- WRITTEN EXERCISE:
Copy the data below line for line without changing anything, but omit the pictures.

- DATA FOR THIS EXERCISE:
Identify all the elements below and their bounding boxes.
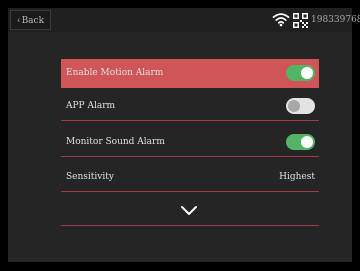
toggle-knob: [301, 67, 313, 79]
toggle-knob: [301, 136, 313, 148]
sound-alarm-toggle[interactable]: [286, 134, 315, 150]
qr-code-icon[interactable]: [293, 13, 308, 28]
toggle-knob: [288, 100, 300, 112]
motion-alarm-toggle[interactable]: [286, 65, 315, 81]
chevron-left-icon: ‹: [16, 16, 21, 26]
back-label: Back: [21, 16, 45, 26]
chevron-down-icon[interactable]: [179, 205, 199, 217]
sensitivity-value: Highest: [279, 172, 315, 182]
device-id: 1983397686: [311, 15, 360, 25]
setting-label: Enable Motion Alarm: [66, 68, 164, 78]
screen: ‹Back 1983397686 Enable Motion Alarm: [0, 0, 360, 271]
top-bar: ‹Back 1983397686: [8, 8, 360, 32]
settings-panel: Enable Motion Alarm APP Alarm Monitor So…: [8, 32, 352, 262]
setting-label: Monitor Sound Alarm: [66, 137, 165, 147]
app-alarm-toggle[interactable]: [286, 98, 315, 114]
setting-row-app-alarm[interactable]: APP Alarm: [61, 92, 319, 121]
setting-row-motion-alarm[interactable]: Enable Motion Alarm: [61, 59, 319, 88]
setting-row-sound-alarm[interactable]: Monitor Sound Alarm: [61, 128, 319, 157]
setting-label: APP Alarm: [66, 101, 116, 111]
wifi-icon: [272, 13, 290, 27]
expand-row[interactable]: [61, 198, 319, 226]
setting-row-sensitivity[interactable]: Sensitivity Highest: [61, 163, 319, 192]
setting-label: Sensitivity: [66, 172, 114, 182]
back-button[interactable]: ‹Back: [10, 10, 51, 30]
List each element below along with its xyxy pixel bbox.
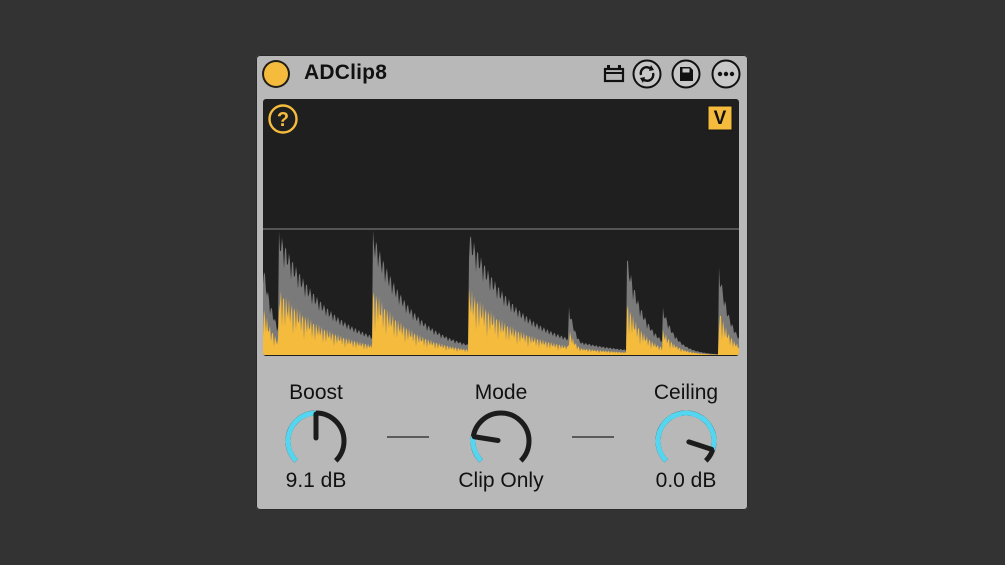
boost-control: Boost 9.1 dB xyxy=(251,381,381,493)
device-title-bar[interactable]: ADClip8 xyxy=(256,55,748,95)
boost-knob[interactable] xyxy=(281,409,351,471)
knob-pointer xyxy=(471,434,501,444)
waveform-graph xyxy=(263,228,739,355)
hot-swap-icon[interactable] xyxy=(599,59,629,89)
more-options-icon[interactable] xyxy=(711,59,741,89)
boost-value: 9.1 dB xyxy=(285,469,347,492)
boost-label: Boost xyxy=(289,381,343,404)
ceiling-label: Ceiling xyxy=(653,381,719,404)
mode-label: Mode xyxy=(474,381,528,404)
mode-control: Mode Clip Only xyxy=(436,381,566,493)
knob-pointer xyxy=(686,439,715,452)
save-preset-icon[interactable] xyxy=(671,59,701,89)
swap-cycle-icon[interactable] xyxy=(632,59,662,89)
ceiling-value: 0.0 dB xyxy=(655,469,717,492)
knob-value-arc xyxy=(470,436,484,463)
help-icon[interactable]: ? xyxy=(267,103,299,135)
view-toggle-button[interactable]: V xyxy=(707,105,733,131)
device-power-button[interactable] xyxy=(262,60,290,88)
ceiling-control: Ceiling 0.0 dB xyxy=(621,381,751,493)
device-name: ADClip8 xyxy=(304,61,388,84)
waveform-display[interactable]: ? V xyxy=(263,99,739,356)
separator-line xyxy=(572,436,614,438)
mode-knob[interactable] xyxy=(466,409,536,471)
device-panel: ADClip8 ? V Boost 9.1 dB Mode Clip Only … xyxy=(256,55,748,510)
knob-value-arc xyxy=(655,410,717,463)
separator-line xyxy=(387,436,429,438)
mode-value: Clip Only xyxy=(458,469,544,492)
ceiling-knob[interactable] xyxy=(651,409,721,471)
help-symbol: ? xyxy=(277,109,289,131)
knob-value-arc xyxy=(285,410,317,463)
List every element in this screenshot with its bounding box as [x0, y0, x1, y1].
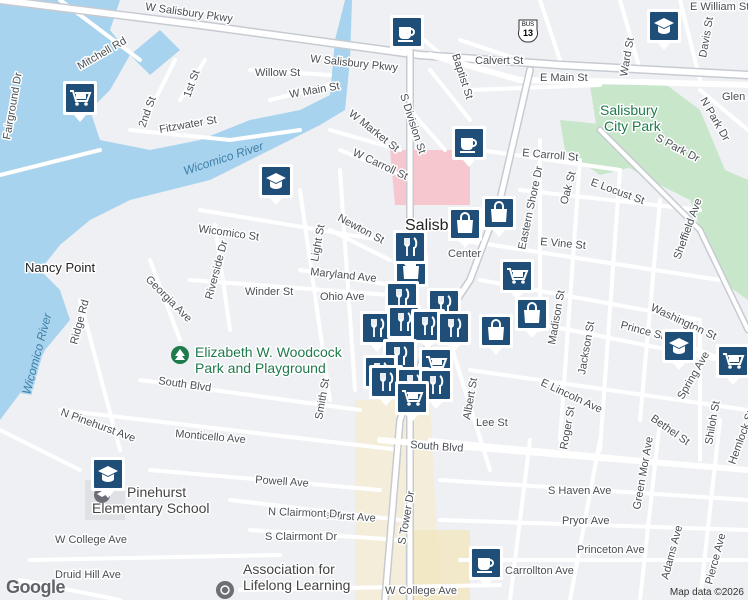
label-e-main-st: E Main St — [540, 72, 588, 84]
label-nancy-point: Nancy Point — [25, 260, 95, 275]
label-e-william-st: E William St — [690, 1, 748, 13]
google-logo[interactable]: Google — [6, 577, 66, 598]
label-park-1: Elizabeth W. Woodcock — [195, 344, 343, 360]
label-association-1: Association for — [243, 561, 335, 577]
label-salisbury-city-park-1: Salisbury — [600, 102, 658, 118]
route-shield-number: 13 — [523, 28, 533, 38]
route-13-shield: BUS 13 — [518, 19, 538, 43]
label-s-clairmont-dr: S Clairmont Dr — [265, 531, 337, 543]
label-center: Center — [448, 248, 481, 260]
label-salisbury-city-park-2: City Park — [604, 118, 662, 134]
label-willow-st: Willow St — [255, 67, 300, 79]
map-attribution[interactable]: Map data ©2026 — [670, 587, 744, 598]
label-lee-st: Lee St — [476, 417, 508, 429]
association-place-icon — [216, 581, 234, 599]
label-glen-ave: Glen Ave — [722, 91, 748, 103]
label-school-2: Elementary School — [92, 500, 210, 516]
label-princeton-ave: Princeton Ave — [577, 544, 645, 556]
label-n-clairmont-dr: N Clairmont Dr — [268, 506, 341, 521]
label-s-haven-ave: S Haven Ave — [548, 485, 611, 497]
label-school-1: Pinehurst — [127, 484, 186, 500]
label-w-college-ave: W College Ave — [55, 534, 127, 546]
street-map[interactable]: W Salisbury Pkwy W Salisbury Pkwy Willow… — [0, 0, 748, 600]
label-pryor-ave: Pryor Ave — [562, 515, 610, 527]
label-calvert-st: Calvert St — [475, 55, 523, 67]
label-park-2: Park and Playground — [195, 360, 326, 376]
label-winder-st: Winder St — [245, 286, 293, 298]
label-w-college-ave-2: W College Ave — [385, 585, 457, 597]
label-carrollton-ave: Carrollton Ave — [505, 565, 574, 577]
label-ohio-ave: Ohio Ave — [320, 291, 364, 303]
park-tree-icon — [171, 346, 189, 364]
label-association-2: Lifelong Learning — [243, 577, 350, 593]
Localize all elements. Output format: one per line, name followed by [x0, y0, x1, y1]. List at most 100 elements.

- RESPONSE:
Identify all the elements below and their bounding boxes.
toggle-knob: [301, 67, 313, 79]
toggle-knob: [301, 136, 313, 148]
sound-alarm-toggle[interactable]: [286, 134, 315, 150]
qr-code-icon[interactable]: [293, 13, 308, 28]
toggle-knob: [288, 100, 300, 112]
motion-alarm-toggle[interactable]: [286, 65, 315, 81]
chevron-left-icon: ‹: [16, 16, 21, 26]
back-label: Back: [21, 16, 45, 26]
chevron-down-icon[interactable]: [179, 205, 199, 217]
sensitivity-value: Highest: [279, 172, 315, 182]
device-id: 1983397686: [311, 15, 360, 25]
setting-label: Enable Motion Alarm: [66, 68, 164, 78]
screen: ‹Back 1983397686 Enable Motion Alarm: [0, 0, 360, 271]
top-bar: ‹Back 1983397686: [8, 8, 360, 32]
settings-panel: Enable Motion Alarm APP Alarm Monitor So…: [8, 32, 352, 262]
setting-label: Monitor Sound Alarm: [66, 137, 165, 147]
app-alarm-toggle[interactable]: [286, 98, 315, 114]
setting-row-app-alarm[interactable]: APP Alarm: [61, 92, 319, 121]
setting-row-motion-alarm[interactable]: Enable Motion Alarm: [61, 59, 319, 88]
setting-row-sound-alarm[interactable]: Monitor Sound Alarm: [61, 128, 319, 157]
setting-label: APP Alarm: [66, 101, 116, 111]
wifi-icon: [272, 13, 290, 27]
expand-row[interactable]: [61, 198, 319, 226]
setting-row-sensitivity[interactable]: Sensitivity Highest: [61, 163, 319, 192]
setting-label: Sensitivity: [66, 172, 114, 182]
back-button[interactable]: ‹Back: [10, 10, 51, 30]
List each element below along with its xyxy pixel bbox.
boost-control: Boost 9.1 dB xyxy=(251,381,381,493)
device-title-bar[interactable]: ADClip8 xyxy=(256,55,748,95)
boost-knob[interactable] xyxy=(281,409,351,471)
knob-pointer xyxy=(471,434,501,444)
waveform-graph xyxy=(263,228,739,355)
hot-swap-icon[interactable] xyxy=(599,59,629,89)
more-options-icon[interactable] xyxy=(711,59,741,89)
boost-value: 9.1 dB xyxy=(285,469,347,492)
boost-label: Boost xyxy=(289,381,343,404)
ceiling-label: Ceiling xyxy=(653,381,719,404)
mode-label: Mode xyxy=(474,381,528,404)
mode-control: Mode Clip Only xyxy=(436,381,566,493)
knob-pointer xyxy=(686,439,715,452)
save-preset-icon[interactable] xyxy=(671,59,701,89)
swap-cycle-icon[interactable] xyxy=(632,59,662,89)
ceiling-value: 0.0 dB xyxy=(655,469,717,492)
knob-value-arc xyxy=(470,436,484,463)
help-icon[interactable]: ? xyxy=(267,103,299,135)
view-toggle-button[interactable]: V xyxy=(707,105,733,131)
device-power-button[interactable] xyxy=(262,60,290,88)
ceiling-control: Ceiling 0.0 dB xyxy=(621,381,751,493)
device-name: ADClip8 xyxy=(304,61,388,84)
waveform-display[interactable]: ? V xyxy=(263,99,739,356)
separator-line xyxy=(572,436,614,438)
mode-knob[interactable] xyxy=(466,409,536,471)
device-panel: ADClip8 ? V Boost 9.1 dB Mode Clip Only … xyxy=(256,55,748,510)
knob-value-arc xyxy=(655,410,717,463)
separator-line xyxy=(387,436,429,438)
mode-value: Clip Only xyxy=(458,469,544,492)
ceiling-knob[interactable] xyxy=(651,409,721,471)
help-symbol: ? xyxy=(277,109,289,131)
knob-value-arc xyxy=(285,410,317,463)
List every element in this screenshot with its bounding box as [x0, y0, x1, y1].
label-e-main-st: E Main St — [540, 72, 588, 84]
label-nancy-point: Nancy Point — [25, 260, 95, 275]
label-e-william-st: E William St — [690, 1, 748, 13]
google-logo[interactable]: Google — [6, 577, 66, 598]
label-park-1: Elizabeth W. Woodcock — [195, 344, 343, 360]
label-association-1: Association for — [243, 561, 335, 577]
label-salisbury-city-park-1: Salisbury — [600, 102, 658, 118]
route-shield-number: 13 — [523, 28, 533, 38]
route-13-shield: BUS 13 — [518, 19, 538, 43]
label-s-clairmont-dr: S Clairmont Dr — [265, 531, 337, 543]
label-center: Center — [448, 248, 481, 260]
label-salisbury-city-park-2: City Park — [604, 118, 662, 134]
label-willow-st: Willow St — [255, 67, 300, 79]
map-attribution[interactable]: Map data ©2026 — [670, 587, 744, 598]
label-lee-st: Lee St — [476, 417, 508, 429]
association-place-icon — [216, 581, 234, 599]
label-glen-ave: Glen Ave — [722, 91, 748, 103]
label-school-2: Elementary School — [92, 500, 210, 516]
label-princeton-ave: Princeton Ave — [577, 544, 645, 556]
label-n-clairmont-dr: N Clairmont Dr — [268, 506, 341, 521]
label-s-haven-ave: S Haven Ave — [548, 485, 611, 497]
label-school-1: Pinehurst — [127, 484, 186, 500]
label-w-college-ave: W College Ave — [55, 534, 127, 546]
street-map[interactable]: W Salisbury Pkwy W Salisbury Pkwy Willow… — [0, 0, 748, 600]
label-pryor-ave: Pryor Ave — [562, 515, 610, 527]
label-calvert-st: Calvert St — [475, 55, 523, 67]
label-park-2: Park and Playground — [195, 360, 326, 376]
label-winder-st: Winder St — [245, 286, 293, 298]
label-w-college-ave-2: W College Ave — [385, 585, 457, 597]
label-carrollton-ave: Carrollton Ave — [505, 565, 574, 577]
label-ohio-ave: Ohio Ave — [320, 291, 364, 303]
park-tree-icon — [171, 346, 189, 364]
label-association-2: Lifelong Learning — [243, 577, 350, 593]
Localize all elements. Output format: one per line, name followed by [x0, y0, x1, y1]. List at most 100 elements.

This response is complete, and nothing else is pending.